# Sonic Craft Woofers $20/Pr Shipped - Not Mine



## jimbno1 (Apr 14, 2008)

Not Mine

SPEAKERS,SONIC CRAFT,S G C | eBay

Weird frame truncated on one side only. Looks kind of like a peerless HDS frame with only one flat side.

Appears to be pretty well made. Woven tinsel leads, nice spider and looks like venting underneath and probably composite frame, bumped back plate, rubber surround.

I would guess some form of Seas Prestige or Peerless from appearances but who knows. If anyone has $20 and needs a 7" it might be worth a try.


----------



## TrickyRicky (Apr 5, 2009)

jimbno1 said:


> Not Mine
> 
> SPEAKERS,SONIC CRAFT,S G C | eBay
> 
> ...


Man am tempted to get a pair. But would love to get more TS parameters. They do look pretty well made. Just dont like the plastic trim around the driver/speaker.


----------



## emperorjj1 (Sep 10, 2008)

lol look like stock speakers


----------



## jimbno1 (Apr 14, 2008)

You mean like OEM car speakers? Not many stock speakers have a cast frame, bumped back plate etc. At least not the ones I have removed.


----------



## Frasier (Jul 16, 2010)

jimbno1 said:


> Weird frame truncated on one side only. Looks kind of like a peerless HDS frame with only one flat side.


They're truncated on both sides...

### Given information
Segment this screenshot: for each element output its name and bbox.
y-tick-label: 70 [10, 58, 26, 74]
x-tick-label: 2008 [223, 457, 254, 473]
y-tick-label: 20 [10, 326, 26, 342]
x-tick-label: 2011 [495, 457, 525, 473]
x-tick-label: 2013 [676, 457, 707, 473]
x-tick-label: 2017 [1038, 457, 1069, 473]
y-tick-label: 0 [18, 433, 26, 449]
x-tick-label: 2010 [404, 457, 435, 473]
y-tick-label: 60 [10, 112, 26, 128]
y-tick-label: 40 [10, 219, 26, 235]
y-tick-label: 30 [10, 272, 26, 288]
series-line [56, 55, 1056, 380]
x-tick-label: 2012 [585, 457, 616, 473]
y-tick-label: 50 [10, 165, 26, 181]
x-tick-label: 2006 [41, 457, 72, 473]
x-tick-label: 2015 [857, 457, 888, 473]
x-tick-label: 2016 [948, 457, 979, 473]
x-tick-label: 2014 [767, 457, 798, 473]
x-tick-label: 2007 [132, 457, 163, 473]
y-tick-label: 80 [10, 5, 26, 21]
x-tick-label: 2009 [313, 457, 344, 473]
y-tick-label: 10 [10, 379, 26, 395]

### The task
In the Sonic Craft woofer thread, what kind of surround does the opening post say the drivers have? The records aren't needed here.

### Expected answer
A rubber surround.